### WORK TO BE COMPLETED
Show all lines of the listing that hold the word "cadherin".

### MATERIAL FOR THIS EXERCISE
--- START ---
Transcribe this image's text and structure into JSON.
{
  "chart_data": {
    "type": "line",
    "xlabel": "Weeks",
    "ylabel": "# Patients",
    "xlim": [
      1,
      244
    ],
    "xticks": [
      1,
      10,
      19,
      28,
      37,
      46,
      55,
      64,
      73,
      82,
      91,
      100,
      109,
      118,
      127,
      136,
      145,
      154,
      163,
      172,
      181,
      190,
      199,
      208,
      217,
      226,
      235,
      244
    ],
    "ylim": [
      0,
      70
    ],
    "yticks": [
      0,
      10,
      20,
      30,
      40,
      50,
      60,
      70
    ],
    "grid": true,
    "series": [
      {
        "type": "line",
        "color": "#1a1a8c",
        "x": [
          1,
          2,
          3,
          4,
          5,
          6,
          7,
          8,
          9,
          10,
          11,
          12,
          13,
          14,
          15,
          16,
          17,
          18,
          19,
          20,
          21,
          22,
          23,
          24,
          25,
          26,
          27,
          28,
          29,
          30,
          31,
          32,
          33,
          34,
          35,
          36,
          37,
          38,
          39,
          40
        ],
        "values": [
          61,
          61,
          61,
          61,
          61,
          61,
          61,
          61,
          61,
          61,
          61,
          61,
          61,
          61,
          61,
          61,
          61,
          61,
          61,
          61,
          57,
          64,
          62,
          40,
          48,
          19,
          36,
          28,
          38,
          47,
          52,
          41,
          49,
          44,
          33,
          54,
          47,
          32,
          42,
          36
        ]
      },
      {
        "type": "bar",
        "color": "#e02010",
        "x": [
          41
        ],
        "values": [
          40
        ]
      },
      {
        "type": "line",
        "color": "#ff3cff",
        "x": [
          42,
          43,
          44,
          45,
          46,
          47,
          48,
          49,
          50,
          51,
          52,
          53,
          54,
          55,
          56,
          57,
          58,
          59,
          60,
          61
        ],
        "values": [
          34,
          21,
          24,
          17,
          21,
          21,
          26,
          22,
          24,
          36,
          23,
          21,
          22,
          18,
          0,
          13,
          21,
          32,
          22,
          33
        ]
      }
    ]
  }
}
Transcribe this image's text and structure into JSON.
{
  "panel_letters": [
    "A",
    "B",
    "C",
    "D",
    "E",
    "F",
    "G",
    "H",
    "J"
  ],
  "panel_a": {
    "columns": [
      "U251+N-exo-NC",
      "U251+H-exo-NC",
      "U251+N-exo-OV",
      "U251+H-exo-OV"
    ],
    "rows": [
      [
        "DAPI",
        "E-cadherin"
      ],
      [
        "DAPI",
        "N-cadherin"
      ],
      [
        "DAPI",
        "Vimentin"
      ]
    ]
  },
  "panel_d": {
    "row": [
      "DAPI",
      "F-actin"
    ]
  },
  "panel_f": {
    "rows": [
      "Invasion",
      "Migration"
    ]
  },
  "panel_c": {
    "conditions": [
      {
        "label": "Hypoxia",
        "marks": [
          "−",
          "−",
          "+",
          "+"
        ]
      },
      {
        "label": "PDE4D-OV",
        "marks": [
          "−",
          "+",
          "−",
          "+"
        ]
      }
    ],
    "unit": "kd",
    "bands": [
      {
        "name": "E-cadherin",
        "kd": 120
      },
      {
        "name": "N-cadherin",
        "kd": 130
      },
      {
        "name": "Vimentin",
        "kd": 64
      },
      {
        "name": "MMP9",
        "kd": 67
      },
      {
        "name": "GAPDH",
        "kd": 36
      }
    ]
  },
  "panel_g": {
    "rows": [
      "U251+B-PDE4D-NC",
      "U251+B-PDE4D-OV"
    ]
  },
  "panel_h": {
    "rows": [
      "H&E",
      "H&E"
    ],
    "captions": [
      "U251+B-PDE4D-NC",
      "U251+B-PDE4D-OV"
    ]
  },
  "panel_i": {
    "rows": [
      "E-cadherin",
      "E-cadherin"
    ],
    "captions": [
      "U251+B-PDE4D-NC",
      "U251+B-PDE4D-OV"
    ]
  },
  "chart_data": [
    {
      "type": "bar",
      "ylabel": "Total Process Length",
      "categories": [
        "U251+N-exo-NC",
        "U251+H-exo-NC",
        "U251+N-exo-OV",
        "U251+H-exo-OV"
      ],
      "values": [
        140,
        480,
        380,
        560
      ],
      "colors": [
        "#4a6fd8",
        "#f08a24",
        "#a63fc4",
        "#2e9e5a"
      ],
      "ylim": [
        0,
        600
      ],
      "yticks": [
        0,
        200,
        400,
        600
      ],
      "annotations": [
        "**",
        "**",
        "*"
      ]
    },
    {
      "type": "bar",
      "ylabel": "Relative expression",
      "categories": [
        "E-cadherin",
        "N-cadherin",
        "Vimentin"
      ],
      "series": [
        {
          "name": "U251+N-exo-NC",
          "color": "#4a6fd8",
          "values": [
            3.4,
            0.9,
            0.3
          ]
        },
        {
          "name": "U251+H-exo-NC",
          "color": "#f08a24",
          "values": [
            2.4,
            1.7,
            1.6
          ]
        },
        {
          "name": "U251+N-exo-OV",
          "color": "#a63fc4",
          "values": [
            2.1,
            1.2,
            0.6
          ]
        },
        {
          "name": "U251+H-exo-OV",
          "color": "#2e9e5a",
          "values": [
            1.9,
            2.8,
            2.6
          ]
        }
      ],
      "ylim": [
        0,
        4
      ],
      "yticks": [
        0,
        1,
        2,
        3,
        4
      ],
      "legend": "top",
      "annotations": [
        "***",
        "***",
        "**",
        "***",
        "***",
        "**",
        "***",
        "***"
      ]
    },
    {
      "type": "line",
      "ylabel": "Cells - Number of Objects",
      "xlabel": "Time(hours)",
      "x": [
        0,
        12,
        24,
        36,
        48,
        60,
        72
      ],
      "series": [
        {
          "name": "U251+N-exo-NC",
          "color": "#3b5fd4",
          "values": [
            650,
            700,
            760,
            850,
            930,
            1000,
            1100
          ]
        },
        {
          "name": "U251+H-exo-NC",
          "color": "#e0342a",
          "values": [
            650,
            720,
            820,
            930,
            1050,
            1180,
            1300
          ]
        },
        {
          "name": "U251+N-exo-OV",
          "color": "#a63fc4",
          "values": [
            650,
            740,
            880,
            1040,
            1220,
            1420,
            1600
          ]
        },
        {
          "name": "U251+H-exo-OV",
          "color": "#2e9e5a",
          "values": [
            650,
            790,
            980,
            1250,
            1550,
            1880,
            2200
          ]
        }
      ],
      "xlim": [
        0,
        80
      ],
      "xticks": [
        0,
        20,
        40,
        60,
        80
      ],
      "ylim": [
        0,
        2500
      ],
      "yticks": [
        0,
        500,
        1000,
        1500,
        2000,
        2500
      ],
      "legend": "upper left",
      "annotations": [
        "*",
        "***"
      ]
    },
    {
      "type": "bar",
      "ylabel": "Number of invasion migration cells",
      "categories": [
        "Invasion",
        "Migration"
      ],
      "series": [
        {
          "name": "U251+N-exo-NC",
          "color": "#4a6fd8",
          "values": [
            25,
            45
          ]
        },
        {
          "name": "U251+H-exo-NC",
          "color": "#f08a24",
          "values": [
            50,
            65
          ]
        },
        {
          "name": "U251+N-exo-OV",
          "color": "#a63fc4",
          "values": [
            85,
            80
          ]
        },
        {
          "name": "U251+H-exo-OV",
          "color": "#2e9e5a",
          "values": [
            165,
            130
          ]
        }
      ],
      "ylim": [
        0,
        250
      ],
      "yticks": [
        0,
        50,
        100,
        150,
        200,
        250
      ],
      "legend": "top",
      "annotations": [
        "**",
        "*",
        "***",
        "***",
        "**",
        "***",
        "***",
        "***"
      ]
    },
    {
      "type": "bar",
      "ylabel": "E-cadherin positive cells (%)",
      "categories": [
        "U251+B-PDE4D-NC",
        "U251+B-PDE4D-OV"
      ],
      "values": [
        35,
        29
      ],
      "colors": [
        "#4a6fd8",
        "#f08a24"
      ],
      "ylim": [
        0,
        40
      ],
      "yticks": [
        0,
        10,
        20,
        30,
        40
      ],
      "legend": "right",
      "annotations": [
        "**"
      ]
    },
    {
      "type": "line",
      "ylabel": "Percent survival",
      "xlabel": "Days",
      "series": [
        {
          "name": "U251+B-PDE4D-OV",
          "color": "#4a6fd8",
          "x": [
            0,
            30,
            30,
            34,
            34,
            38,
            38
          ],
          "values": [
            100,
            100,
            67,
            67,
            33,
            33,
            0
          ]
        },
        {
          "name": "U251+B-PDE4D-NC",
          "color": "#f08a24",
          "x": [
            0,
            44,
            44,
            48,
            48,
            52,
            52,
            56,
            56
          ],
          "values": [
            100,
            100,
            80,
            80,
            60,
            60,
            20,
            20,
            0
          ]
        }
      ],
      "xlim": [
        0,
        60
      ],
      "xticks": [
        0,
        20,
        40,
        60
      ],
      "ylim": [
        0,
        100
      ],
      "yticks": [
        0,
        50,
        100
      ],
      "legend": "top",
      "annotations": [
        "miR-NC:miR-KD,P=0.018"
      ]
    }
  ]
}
--- END ---
### RESPONSE
        "E-cadherin"
        "N-cadherin"
        "name": "E-cadherin",
        "name": "N-cadherin",
      "E-cadherin",
      "E-cadherin"
        "E-cadherin",
        "N-cadherin",
      "ylabel": "E-cadherin positive cells (%)",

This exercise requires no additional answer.